> **DATA ENTRIES**:
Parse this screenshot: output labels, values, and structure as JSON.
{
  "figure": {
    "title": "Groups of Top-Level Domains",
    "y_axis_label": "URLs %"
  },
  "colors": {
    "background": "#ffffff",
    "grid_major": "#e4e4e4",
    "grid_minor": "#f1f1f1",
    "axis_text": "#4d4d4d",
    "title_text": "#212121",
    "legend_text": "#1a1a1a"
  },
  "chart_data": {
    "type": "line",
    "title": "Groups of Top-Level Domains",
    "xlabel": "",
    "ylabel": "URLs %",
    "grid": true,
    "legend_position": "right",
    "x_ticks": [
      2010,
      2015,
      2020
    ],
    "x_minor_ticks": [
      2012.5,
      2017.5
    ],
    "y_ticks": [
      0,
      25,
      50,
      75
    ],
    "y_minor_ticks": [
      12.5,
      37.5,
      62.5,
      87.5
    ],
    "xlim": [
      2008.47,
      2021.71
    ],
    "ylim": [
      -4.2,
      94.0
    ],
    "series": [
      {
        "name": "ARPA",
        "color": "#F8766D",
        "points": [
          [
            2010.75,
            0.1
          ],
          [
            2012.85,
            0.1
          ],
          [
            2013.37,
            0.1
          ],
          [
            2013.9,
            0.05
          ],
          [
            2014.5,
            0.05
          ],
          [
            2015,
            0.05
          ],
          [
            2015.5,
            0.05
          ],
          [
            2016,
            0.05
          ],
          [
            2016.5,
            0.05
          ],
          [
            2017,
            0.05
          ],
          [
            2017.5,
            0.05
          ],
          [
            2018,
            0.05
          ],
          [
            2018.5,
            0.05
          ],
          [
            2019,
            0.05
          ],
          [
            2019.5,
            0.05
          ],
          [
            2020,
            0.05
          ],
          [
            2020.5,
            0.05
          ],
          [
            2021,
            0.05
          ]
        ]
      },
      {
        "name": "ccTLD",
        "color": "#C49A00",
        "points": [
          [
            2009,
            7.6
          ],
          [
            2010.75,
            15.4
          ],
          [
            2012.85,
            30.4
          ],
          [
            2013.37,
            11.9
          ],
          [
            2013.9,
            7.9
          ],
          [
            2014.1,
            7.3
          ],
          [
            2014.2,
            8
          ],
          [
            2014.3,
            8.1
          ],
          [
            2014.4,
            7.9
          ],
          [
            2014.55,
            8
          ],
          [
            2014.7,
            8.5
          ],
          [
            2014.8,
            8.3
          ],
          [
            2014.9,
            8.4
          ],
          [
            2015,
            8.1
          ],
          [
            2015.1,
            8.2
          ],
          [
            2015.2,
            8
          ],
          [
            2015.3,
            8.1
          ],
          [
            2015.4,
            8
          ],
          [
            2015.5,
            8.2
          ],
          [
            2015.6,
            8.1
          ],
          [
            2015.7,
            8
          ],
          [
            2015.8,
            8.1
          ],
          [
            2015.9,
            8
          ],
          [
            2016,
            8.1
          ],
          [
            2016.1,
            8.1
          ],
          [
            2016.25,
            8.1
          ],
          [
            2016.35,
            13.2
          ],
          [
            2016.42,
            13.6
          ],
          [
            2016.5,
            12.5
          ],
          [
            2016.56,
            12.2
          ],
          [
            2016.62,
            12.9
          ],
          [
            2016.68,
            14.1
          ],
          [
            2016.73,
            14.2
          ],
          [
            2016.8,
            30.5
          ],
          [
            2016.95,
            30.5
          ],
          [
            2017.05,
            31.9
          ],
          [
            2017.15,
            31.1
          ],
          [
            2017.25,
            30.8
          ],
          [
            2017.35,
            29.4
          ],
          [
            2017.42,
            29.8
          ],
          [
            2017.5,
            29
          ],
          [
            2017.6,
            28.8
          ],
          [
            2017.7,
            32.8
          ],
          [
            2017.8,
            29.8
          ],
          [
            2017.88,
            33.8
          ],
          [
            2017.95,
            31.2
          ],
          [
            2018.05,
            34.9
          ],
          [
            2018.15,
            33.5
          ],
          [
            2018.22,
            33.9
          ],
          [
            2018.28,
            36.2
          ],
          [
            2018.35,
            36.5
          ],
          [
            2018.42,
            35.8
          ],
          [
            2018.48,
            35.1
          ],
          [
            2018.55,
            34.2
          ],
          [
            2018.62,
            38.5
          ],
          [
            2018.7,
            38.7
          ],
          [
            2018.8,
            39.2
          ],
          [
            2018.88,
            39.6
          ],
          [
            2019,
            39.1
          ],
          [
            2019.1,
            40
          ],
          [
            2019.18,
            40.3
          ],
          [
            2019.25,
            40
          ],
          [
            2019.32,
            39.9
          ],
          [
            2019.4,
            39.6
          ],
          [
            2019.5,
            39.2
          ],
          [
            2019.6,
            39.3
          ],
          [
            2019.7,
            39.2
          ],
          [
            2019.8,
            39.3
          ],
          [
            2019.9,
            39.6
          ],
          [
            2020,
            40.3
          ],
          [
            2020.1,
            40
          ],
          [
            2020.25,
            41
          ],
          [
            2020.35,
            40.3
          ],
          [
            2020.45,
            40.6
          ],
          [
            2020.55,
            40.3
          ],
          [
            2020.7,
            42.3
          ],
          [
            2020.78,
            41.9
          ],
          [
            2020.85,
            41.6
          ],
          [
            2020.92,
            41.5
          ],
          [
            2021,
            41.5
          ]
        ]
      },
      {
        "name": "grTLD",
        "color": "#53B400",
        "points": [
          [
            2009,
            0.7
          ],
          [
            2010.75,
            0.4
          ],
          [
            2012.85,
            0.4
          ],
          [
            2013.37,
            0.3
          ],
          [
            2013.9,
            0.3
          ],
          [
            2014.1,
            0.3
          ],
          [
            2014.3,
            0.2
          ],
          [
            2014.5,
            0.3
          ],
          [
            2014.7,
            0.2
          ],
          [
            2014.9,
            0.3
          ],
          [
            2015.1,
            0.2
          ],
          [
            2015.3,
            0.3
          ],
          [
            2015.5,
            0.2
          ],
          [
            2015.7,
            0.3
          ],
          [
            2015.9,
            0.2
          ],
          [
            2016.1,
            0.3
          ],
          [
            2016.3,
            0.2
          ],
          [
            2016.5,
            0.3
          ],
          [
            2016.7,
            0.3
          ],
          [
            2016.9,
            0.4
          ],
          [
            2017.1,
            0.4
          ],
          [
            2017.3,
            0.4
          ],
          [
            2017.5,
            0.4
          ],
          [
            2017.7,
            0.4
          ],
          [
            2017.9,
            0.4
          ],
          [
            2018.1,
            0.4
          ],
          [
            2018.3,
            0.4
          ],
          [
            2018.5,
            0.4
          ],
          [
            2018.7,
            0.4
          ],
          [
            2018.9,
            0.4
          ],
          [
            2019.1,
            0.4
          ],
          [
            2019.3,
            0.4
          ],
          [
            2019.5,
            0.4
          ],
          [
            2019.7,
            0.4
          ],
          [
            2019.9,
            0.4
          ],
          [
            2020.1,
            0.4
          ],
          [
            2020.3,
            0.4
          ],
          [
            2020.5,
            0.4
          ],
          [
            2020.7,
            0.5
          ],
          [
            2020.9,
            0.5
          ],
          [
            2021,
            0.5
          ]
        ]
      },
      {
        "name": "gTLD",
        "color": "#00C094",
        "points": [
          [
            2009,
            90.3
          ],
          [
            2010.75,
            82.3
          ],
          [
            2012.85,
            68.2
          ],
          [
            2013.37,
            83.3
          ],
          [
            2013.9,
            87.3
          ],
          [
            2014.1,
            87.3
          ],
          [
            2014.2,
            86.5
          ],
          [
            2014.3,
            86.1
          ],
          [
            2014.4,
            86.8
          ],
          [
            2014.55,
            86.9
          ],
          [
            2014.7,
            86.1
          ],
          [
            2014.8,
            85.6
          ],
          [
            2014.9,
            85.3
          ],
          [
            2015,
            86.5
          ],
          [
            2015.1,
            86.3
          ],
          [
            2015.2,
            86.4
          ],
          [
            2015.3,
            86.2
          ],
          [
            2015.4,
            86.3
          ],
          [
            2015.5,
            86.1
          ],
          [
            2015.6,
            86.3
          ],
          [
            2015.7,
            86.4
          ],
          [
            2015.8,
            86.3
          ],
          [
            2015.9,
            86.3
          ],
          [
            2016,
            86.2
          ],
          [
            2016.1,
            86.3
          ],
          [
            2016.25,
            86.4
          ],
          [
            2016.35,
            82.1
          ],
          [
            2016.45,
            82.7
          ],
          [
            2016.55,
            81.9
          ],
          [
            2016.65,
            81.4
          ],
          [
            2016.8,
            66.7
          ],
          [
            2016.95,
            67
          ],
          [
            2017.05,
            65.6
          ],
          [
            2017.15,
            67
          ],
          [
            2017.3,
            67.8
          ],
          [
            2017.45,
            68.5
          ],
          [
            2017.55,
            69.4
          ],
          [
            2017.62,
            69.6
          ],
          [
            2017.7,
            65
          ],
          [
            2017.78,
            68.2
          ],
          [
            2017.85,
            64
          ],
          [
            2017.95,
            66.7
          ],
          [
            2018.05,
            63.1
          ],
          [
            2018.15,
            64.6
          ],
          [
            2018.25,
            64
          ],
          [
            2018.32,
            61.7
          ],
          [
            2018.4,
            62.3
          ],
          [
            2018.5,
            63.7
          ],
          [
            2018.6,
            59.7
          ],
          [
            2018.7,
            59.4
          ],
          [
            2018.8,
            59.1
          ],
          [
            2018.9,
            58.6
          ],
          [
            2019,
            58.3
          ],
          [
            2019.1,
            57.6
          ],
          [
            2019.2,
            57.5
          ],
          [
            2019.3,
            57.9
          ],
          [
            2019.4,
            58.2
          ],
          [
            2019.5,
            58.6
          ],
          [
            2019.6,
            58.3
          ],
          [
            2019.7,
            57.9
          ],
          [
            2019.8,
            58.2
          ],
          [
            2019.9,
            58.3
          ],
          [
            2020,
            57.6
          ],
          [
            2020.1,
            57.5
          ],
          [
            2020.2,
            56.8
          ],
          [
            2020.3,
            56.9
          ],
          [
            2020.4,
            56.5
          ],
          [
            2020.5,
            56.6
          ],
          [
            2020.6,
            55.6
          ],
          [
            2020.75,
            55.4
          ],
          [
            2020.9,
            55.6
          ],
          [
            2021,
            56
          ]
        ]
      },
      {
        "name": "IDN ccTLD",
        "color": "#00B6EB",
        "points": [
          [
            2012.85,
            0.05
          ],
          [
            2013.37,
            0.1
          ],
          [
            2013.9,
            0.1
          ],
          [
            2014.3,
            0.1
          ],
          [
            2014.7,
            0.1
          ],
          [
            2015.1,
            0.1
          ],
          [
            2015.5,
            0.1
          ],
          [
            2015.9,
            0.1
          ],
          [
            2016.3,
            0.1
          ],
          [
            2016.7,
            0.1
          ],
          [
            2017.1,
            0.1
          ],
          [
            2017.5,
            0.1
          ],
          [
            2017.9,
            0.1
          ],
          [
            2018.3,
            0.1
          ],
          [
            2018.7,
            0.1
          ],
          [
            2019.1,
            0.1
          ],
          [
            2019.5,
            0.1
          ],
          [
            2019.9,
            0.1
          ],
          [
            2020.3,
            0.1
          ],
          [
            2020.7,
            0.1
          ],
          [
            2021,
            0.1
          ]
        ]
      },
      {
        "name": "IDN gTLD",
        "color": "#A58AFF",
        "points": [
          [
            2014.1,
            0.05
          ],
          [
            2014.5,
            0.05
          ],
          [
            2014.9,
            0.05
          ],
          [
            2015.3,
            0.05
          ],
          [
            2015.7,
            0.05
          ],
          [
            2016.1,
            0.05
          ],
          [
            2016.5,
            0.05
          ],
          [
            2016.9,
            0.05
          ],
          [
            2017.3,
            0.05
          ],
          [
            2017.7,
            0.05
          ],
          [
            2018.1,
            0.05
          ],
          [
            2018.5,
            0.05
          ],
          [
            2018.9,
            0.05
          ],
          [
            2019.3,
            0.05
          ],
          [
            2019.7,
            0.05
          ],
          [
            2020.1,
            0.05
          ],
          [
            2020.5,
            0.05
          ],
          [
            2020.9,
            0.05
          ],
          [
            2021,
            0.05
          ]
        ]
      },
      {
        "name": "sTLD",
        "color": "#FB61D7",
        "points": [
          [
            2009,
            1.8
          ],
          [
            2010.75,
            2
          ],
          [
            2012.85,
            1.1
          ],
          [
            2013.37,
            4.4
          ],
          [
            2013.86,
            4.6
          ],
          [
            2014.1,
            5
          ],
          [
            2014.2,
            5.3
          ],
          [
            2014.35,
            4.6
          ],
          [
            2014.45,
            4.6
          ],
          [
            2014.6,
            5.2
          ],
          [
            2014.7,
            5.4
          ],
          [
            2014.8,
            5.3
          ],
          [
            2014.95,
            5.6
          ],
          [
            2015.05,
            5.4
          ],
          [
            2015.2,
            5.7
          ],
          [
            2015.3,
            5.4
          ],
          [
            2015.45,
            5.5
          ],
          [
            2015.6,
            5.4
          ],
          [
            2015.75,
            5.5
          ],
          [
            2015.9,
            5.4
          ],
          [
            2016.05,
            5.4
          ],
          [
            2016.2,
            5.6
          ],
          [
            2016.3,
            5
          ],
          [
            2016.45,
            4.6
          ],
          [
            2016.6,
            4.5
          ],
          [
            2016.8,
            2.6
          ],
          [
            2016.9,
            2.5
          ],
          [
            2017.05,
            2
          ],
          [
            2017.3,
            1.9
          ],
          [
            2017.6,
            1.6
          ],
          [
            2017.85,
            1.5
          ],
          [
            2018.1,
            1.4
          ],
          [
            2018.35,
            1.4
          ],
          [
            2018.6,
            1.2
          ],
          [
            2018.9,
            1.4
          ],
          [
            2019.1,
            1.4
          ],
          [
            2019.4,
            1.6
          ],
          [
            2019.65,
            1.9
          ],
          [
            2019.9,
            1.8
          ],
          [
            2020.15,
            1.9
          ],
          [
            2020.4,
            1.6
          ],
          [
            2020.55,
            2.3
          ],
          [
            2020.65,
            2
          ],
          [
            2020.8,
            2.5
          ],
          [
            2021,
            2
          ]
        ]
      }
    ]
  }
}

> **WHAT TO WORK ON**: Pick out, from the lines above, every one that contains the string "name".

> **EXERCISE RESULT**:
        "name": "ARPA",
        "name": "ccTLD",
        "name": "grTLD",
        "name": "gTLD",
        "name": "IDN ccTLD",
        "name": "IDN gTLD",
        "name": "sTLD",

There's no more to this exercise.